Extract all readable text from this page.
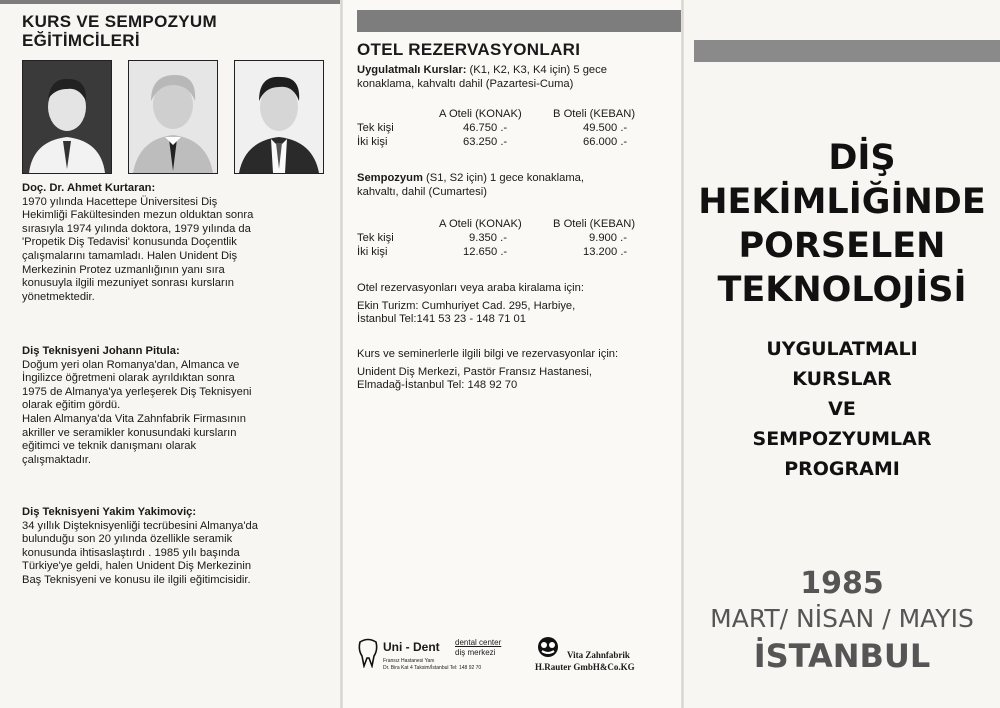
KURS VE SEMPOZYUM
EĞİTİMCİLERİ

Doç. Dr. Ahmet Kurtaran:

1970 yılında Hacettepe Üniversitesi Diş

Hekimliği Fakültesinden mezun olduktan sonra

sırasıyla 1974 yılında doktora, 1979 yılında da

'Propetik Diş Tedavisi' konusunda Doçentlik

çalışmalarını tamamladı. Halen Unident Diş

Merkezinin Protez uzmanlığının yanı sıra

konusuyla ilgili mezuniyet sonrası kursların

yönetmektedir.

Diş Teknisyeni Johann Pitula:

Doğum yeri olan Romanya'dan, Almanca ve

İngilizce öğretmeni olarak ayrıldıktan sonra

1975 de Almanya'ya yerleşerek Diş Teknisyeni

olarak eğitim gördü.

Halen Almanya'da Vita Zahnfabrik Firmasının

akriller ve seramikler konusundaki kursların

eğitimci ve teknik danışmanı olarak

çalışmaktadır.

Diş Teknisyeni Yakim Yakimoviç:

34 yıllık Dişteknisyenliği tecrübesini Almanya'da

bulunduğu son 20 yılında özellikle seramik

konusunda ihtisaslaştırdı . 1985 yılı başında

Türkiye'ye geldi, halen Unident Diş Merkezinin

Baş Teknisyeni ve konusu ile ilgili eğitimcisidir.

OTEL REZERVASYONLARI
Uygulatmalı Kurslar: (K1, K2, K3, K4 için) 5 gece
konaklama, kahvaltı dahil (Pazartesi-Cuma)
A Oteli (KONAK)	B Oteli (KEBAN)
Tek kişi	46.750 .-	49.500 .-
İki kişi	63.250 .-	66.000 .-
Sempozyum (S1, S2 için) 1 gece konaklama,
kahvaltı, dahil (Cumartesi)
A Oteli (KONAK)	B Oteli (KEBAN)
Tek kişi	9.350 .-	9.900 .-
İki kişi	12.650 .-	13.200 .-
Otel rezervasyonları veya araba kiralama için:
Ekin Turizm: Cumhuriyet Cad. 295, Harbiye,
İstanbul Tel:141 53 23 - 148 71 01
Kurs ve seminerlerle ilgili bilgi ve rezervasyonlar için:
Unident Diş Merkezi, Pastör Fransız Hastanesi,
Elmadağ-İstanbul Tel: 148 92 70
Uni - Dent dental center
diş merkezi
Fransız Hastanesi Yanı
Dr. Bira Kat 4 Taksim/İstanbul Tel: 148 92 70
Vita Zahnfabrik
H.Rauter GmbH&Co.KG
DİŞ
HEKİMLİĞİNDE
PORSELEN
TEKNOLOJİSİ
UYGULATMALI
KURSLAR
VE
SEMPOZYUMLAR
PROGRAMI
1985
MART/ NİSAN / MAYIS
İSTANBUL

▶ [EXERCISE GOAL]:
Reproduce every line of the listing above in which the string "dahil" appears.

▶ [FINISHED EXERCISE]:
konaklama, kahvaltı dahil (Pazartesi-Cuma)
kahvaltı, dahil (Cumartesi)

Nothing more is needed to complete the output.